WORK REQUIRED:
Please copy out the entries below without any changes, starting at the line that contains "321, 348, 327]" and stopping after the line that contains "210, 308, 216]".

[Layout element entries]
---*---

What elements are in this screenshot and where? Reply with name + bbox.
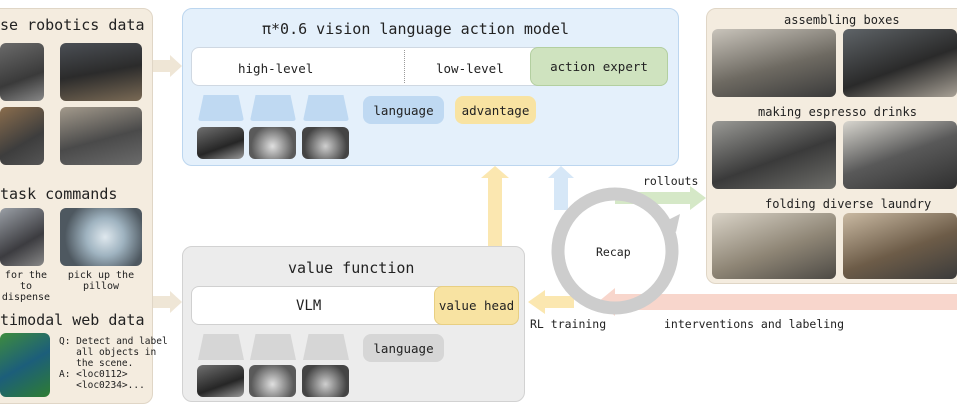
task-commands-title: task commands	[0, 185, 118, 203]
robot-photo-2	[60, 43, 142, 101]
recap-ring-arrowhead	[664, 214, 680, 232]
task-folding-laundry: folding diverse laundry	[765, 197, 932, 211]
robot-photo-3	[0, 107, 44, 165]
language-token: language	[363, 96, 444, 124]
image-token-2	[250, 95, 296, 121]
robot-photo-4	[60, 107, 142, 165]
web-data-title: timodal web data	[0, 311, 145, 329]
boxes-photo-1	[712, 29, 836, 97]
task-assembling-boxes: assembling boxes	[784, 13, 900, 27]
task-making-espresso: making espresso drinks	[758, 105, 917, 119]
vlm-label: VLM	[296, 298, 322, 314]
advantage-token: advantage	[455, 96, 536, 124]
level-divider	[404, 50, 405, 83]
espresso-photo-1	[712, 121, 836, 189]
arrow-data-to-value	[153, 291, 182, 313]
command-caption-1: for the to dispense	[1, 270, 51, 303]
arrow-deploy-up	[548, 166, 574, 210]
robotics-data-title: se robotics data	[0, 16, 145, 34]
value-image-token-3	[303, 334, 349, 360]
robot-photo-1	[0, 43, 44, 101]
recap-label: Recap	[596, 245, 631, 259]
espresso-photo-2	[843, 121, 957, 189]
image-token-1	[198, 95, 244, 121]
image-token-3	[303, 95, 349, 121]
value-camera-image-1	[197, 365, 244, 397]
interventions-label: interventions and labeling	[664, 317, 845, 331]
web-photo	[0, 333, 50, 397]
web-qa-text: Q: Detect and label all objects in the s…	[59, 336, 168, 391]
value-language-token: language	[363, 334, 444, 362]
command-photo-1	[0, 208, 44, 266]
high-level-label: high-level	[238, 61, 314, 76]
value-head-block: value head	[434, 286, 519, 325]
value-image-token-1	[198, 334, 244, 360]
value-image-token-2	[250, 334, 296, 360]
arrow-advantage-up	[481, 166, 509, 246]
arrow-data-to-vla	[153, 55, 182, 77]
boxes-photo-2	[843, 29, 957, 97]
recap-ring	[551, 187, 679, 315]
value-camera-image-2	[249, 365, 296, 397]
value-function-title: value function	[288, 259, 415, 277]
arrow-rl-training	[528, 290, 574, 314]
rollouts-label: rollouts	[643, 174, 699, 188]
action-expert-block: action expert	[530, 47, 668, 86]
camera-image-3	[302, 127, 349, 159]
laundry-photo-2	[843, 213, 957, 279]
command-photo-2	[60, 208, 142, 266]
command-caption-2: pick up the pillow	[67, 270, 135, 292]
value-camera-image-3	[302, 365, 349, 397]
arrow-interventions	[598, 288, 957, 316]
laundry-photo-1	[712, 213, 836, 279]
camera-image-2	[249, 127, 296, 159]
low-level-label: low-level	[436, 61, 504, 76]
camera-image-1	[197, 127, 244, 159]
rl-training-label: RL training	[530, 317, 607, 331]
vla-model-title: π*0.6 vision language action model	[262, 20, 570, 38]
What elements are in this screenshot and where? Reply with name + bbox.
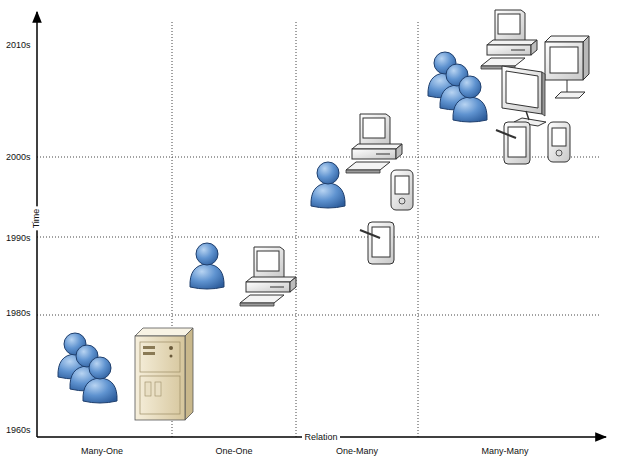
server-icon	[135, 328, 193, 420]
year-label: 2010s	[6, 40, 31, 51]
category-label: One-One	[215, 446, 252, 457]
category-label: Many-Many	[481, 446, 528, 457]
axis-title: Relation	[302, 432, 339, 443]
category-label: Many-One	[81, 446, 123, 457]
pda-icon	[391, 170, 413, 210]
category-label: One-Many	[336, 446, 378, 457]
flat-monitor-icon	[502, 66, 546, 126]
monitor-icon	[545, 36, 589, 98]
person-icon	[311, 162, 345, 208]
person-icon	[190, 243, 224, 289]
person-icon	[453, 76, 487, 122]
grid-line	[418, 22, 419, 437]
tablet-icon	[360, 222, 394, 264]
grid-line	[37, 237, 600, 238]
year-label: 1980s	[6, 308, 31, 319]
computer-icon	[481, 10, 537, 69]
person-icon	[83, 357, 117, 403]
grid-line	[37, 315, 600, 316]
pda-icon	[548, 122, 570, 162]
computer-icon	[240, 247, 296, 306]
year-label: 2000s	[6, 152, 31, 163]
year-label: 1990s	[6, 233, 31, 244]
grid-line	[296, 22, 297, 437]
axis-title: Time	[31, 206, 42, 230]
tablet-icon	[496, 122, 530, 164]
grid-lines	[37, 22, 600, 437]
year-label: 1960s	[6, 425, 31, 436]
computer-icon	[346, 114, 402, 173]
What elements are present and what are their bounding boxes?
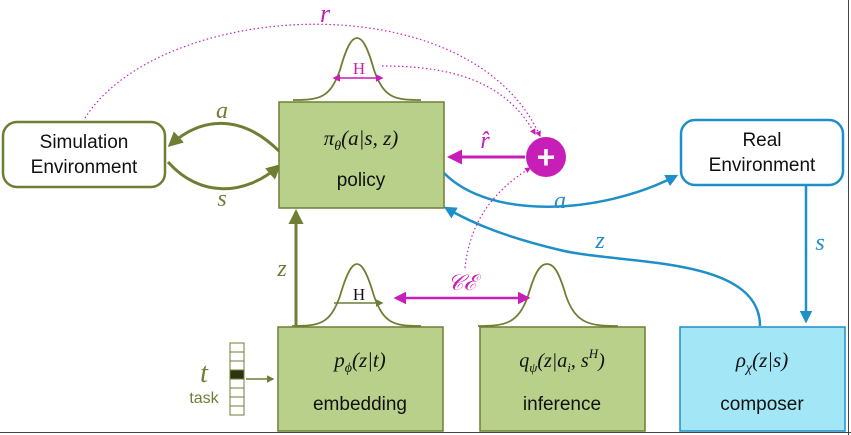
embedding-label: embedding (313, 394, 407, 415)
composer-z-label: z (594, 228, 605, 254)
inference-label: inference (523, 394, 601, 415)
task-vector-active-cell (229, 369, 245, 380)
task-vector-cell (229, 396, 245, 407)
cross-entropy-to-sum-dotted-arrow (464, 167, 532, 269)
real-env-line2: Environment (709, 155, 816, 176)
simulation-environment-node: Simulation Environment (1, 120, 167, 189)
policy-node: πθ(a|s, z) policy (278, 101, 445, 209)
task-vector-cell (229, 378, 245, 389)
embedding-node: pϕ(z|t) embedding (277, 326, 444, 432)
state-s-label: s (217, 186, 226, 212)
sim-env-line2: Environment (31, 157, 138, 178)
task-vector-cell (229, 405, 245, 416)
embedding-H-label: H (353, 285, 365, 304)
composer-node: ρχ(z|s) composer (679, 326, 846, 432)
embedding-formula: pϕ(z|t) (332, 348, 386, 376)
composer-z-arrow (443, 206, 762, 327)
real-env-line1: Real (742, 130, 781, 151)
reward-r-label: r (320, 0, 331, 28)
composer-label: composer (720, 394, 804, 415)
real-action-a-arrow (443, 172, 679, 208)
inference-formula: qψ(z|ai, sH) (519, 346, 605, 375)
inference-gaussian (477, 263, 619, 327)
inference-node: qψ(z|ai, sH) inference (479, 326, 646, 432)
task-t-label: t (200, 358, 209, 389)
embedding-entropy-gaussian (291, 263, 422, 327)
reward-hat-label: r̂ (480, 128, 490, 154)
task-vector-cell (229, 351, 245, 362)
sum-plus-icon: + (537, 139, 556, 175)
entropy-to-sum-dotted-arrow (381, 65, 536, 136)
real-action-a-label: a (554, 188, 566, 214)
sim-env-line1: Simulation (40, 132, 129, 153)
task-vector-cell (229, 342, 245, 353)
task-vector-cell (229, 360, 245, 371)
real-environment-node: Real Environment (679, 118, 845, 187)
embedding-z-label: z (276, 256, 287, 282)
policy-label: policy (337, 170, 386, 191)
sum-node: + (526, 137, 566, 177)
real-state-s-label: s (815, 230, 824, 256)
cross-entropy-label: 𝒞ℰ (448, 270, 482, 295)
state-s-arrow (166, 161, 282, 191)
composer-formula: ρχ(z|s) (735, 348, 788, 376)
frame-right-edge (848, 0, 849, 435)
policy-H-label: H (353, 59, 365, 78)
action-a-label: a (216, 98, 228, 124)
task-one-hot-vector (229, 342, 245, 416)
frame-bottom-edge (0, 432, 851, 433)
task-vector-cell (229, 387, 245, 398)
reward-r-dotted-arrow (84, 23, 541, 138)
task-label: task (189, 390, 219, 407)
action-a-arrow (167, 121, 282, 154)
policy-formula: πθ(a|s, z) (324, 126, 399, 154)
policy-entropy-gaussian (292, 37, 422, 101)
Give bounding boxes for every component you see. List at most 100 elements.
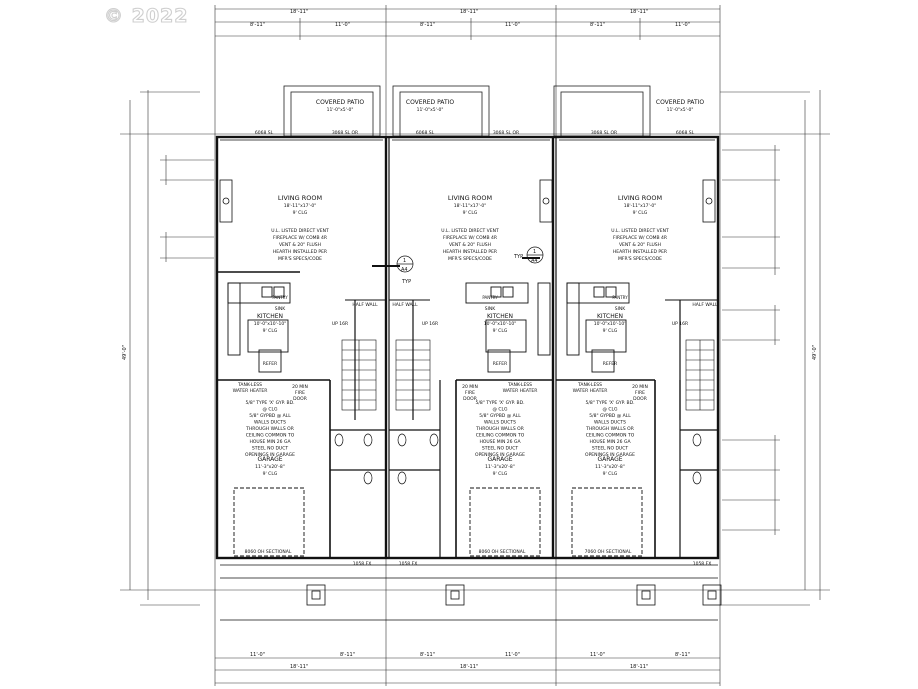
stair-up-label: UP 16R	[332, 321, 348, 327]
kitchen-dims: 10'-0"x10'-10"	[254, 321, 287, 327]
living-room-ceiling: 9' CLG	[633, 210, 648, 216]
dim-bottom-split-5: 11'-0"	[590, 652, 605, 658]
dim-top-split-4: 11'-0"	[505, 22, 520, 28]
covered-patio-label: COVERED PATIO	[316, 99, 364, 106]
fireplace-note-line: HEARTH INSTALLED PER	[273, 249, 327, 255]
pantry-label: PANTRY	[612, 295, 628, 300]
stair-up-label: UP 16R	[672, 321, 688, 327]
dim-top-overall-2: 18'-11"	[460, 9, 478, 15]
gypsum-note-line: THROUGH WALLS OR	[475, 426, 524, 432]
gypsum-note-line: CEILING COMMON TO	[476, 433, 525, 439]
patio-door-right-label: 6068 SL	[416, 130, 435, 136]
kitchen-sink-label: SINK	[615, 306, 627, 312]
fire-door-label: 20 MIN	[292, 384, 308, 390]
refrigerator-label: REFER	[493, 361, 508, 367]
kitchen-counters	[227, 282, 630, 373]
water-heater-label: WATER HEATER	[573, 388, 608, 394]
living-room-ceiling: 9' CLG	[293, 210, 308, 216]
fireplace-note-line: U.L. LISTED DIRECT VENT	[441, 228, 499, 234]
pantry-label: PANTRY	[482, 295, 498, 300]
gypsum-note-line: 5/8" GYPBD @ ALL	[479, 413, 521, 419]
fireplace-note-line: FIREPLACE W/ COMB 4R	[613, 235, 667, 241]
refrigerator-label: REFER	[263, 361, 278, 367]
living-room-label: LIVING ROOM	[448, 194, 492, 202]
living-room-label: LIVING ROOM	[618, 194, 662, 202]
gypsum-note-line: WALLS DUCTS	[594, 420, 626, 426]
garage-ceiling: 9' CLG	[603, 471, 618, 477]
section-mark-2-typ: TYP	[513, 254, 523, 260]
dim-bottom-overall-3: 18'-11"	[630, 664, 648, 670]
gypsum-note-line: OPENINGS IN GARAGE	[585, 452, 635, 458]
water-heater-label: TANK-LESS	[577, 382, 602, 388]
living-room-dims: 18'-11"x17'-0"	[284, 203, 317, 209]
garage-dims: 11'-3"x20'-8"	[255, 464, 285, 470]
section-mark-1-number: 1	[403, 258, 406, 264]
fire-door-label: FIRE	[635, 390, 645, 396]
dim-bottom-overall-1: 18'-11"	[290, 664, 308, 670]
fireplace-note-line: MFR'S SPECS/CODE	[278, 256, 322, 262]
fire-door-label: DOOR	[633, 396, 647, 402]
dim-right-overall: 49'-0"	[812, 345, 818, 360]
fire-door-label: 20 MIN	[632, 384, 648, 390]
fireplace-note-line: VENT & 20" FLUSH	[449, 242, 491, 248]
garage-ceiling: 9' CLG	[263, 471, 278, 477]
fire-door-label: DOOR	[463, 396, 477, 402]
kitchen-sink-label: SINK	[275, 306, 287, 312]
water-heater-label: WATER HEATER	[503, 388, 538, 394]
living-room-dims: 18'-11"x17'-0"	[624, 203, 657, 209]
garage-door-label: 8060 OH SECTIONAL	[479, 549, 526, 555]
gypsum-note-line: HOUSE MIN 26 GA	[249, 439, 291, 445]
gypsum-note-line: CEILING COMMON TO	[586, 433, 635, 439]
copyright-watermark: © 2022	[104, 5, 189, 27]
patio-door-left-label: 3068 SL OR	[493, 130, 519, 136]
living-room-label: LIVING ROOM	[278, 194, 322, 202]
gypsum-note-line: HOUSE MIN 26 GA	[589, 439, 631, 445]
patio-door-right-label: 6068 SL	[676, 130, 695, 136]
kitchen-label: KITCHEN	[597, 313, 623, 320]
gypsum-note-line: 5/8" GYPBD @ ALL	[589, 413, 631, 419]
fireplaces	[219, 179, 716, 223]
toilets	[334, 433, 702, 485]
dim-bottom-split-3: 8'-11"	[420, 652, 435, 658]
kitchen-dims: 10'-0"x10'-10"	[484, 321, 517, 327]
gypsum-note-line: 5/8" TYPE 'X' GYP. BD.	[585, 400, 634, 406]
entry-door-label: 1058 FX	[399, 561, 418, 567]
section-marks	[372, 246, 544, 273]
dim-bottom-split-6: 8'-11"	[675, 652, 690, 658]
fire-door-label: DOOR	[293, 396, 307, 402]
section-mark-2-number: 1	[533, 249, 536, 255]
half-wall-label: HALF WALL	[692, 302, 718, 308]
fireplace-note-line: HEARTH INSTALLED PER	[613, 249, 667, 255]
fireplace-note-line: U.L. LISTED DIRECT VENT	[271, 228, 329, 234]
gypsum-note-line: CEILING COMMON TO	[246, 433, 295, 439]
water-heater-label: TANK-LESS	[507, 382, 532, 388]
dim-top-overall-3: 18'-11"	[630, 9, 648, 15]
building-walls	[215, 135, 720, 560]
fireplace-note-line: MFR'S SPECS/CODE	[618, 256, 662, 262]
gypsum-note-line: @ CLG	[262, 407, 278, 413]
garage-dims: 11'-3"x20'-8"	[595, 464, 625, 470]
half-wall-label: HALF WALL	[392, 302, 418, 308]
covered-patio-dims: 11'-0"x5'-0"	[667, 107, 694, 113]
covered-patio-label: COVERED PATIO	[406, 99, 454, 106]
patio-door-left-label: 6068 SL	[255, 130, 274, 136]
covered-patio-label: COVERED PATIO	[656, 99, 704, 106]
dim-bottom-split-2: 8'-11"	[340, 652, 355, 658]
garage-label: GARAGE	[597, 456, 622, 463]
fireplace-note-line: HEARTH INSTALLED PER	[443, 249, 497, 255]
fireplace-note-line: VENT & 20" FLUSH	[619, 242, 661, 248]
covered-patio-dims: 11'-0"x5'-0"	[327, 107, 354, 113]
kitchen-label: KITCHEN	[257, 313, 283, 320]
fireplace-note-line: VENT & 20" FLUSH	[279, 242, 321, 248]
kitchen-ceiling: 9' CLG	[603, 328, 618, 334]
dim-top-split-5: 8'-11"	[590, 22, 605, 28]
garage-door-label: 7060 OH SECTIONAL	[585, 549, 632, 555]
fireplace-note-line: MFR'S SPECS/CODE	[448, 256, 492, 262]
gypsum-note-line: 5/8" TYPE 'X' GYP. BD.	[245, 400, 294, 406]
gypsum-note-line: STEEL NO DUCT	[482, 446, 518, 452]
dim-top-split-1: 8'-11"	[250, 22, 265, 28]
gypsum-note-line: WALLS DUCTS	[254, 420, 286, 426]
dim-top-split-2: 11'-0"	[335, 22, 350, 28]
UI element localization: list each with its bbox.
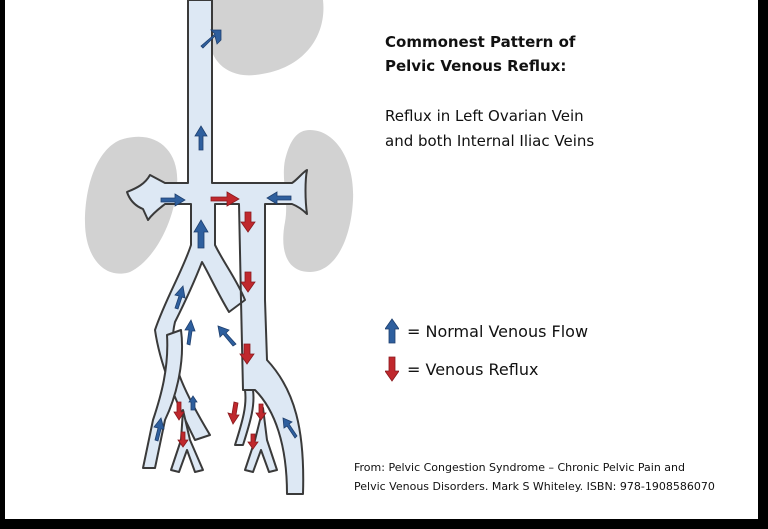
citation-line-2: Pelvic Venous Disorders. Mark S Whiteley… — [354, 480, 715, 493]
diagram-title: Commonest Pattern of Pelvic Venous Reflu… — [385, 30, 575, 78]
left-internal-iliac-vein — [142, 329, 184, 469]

---*---

PROBLEM SOLUTION:
stair-up-label: UP 16R	[332, 321, 348, 327]
kitchen-dims: 10'-0"x10'-10"	[254, 321, 287, 327]
living-room-ceiling: 9' CLG	[633, 210, 648, 216]
dim-bottom-split-5: 11'-0"	[590, 652, 605, 658]
dim-top-split-4: 11'-0"	[505, 22, 520, 28]
covered-patio-label: COVERED PATIO	[316, 99, 364, 106]
fireplace-note-line: HEARTH INSTALLED PER	[273, 249, 327, 255]
pantry-label: PANTRY	[612, 295, 628, 300]
stair-up-label: UP 16R	[672, 321, 688, 327]
dim-top-overall-2: 18'-11"	[460, 9, 478, 15]
gypsum-note-line: THROUGH WALLS OR	[475, 426, 524, 432]
gypsum-note-line: CEILING COMMON TO	[476, 433, 525, 439]
patio-door-right-label: 6068 SL	[416, 130, 435, 136]
kitchen-sink-label: SINK	[615, 306, 627, 312]
fire-door-label: 20 MIN	[292, 384, 308, 390]
refrigerator-label: REFER	[493, 361, 508, 367]
kitchen-counters	[227, 282, 630, 373]
water-heater-label: WATER HEATER	[573, 388, 608, 394]
living-room-ceiling: 9' CLG	[293, 210, 308, 216]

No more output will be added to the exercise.